**Exercise task**
Examine the entries and show every line in which the word "questions" is found.

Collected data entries
<<<<

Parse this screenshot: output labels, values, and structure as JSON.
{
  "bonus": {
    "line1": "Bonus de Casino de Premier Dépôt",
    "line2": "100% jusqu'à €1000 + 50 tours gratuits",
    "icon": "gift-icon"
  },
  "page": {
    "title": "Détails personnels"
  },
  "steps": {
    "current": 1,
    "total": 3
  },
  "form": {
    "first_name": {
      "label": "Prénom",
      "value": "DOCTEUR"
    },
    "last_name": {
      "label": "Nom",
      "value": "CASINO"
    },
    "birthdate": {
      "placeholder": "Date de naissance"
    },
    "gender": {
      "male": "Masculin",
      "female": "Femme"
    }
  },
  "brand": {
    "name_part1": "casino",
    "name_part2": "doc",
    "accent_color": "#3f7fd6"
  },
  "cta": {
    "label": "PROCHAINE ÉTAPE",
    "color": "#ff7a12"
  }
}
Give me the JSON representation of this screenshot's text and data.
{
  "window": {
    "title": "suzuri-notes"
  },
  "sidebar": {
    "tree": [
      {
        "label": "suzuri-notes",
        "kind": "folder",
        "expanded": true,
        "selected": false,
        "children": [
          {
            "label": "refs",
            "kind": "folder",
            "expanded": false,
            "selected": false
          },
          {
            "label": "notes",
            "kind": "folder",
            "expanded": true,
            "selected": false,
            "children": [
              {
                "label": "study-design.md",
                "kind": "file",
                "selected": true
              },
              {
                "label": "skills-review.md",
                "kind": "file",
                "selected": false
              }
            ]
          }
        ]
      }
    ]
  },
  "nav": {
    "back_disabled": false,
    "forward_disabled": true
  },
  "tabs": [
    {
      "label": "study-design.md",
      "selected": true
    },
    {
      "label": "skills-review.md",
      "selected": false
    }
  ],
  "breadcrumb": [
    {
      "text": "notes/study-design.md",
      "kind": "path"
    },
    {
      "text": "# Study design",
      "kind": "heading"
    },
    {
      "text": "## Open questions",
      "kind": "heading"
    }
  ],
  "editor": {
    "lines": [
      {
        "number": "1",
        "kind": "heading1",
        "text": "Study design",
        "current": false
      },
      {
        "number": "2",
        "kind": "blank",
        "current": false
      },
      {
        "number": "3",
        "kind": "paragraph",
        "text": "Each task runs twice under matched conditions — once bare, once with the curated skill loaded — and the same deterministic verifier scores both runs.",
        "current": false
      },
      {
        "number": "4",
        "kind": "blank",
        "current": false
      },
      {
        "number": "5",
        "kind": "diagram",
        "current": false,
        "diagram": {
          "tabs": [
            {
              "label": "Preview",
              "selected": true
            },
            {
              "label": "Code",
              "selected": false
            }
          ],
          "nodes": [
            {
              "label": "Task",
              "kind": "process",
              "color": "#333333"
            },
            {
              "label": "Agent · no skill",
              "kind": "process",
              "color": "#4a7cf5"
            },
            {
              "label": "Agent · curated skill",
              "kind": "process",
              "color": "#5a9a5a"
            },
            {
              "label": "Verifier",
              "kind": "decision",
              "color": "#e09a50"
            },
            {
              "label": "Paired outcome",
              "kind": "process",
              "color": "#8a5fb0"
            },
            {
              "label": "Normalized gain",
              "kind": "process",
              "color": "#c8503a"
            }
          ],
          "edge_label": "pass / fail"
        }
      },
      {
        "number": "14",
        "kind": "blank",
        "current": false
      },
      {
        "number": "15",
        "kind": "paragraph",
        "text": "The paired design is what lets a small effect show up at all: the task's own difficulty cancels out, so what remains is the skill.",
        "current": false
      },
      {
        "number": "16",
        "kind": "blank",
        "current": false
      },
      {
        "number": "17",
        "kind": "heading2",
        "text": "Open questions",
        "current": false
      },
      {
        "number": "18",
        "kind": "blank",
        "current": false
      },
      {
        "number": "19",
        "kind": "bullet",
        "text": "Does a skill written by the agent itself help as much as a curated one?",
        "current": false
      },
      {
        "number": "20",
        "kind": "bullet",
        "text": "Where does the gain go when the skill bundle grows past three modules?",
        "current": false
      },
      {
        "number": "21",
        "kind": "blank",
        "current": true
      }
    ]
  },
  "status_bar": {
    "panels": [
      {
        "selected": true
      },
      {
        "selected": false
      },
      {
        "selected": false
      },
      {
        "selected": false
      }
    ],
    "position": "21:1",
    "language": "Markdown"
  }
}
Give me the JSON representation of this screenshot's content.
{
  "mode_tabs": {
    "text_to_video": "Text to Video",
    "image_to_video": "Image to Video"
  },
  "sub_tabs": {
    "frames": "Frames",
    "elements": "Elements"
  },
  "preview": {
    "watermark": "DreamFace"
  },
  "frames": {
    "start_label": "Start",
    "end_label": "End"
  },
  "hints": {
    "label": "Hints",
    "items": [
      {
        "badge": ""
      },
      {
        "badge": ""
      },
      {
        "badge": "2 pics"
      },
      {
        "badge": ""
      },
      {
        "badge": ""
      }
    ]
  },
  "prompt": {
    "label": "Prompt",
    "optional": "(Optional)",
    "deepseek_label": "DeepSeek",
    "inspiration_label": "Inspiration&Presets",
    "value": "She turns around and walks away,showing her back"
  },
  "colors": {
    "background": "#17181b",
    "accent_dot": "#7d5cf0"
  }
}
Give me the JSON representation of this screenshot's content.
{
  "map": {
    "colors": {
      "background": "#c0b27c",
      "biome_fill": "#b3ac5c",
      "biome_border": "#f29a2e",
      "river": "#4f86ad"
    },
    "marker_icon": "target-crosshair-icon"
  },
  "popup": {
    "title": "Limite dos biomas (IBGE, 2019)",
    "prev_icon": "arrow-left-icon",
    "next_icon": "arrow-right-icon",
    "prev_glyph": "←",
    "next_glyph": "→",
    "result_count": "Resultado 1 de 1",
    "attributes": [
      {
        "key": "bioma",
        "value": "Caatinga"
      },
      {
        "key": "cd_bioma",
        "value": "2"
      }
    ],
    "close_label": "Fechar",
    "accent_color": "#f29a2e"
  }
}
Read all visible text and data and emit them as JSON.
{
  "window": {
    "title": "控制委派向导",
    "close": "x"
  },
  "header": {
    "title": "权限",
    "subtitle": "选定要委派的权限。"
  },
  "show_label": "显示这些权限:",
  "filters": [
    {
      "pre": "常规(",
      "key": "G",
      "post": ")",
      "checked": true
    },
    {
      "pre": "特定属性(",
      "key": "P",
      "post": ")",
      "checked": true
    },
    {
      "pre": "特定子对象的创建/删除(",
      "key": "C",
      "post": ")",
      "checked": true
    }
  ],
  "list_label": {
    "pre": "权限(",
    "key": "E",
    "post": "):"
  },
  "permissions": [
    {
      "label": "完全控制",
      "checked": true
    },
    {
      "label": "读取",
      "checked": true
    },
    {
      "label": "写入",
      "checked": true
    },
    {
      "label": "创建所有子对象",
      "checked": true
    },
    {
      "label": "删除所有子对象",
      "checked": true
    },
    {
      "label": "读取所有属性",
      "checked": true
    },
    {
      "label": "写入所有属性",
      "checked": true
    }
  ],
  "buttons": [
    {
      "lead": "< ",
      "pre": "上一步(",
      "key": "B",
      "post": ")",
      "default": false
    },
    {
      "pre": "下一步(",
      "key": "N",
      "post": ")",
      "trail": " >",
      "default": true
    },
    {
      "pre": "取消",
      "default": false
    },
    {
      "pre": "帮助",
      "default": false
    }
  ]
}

>>>>

**Written response**
      "text": "## Open questions",
        "text": "Open questions",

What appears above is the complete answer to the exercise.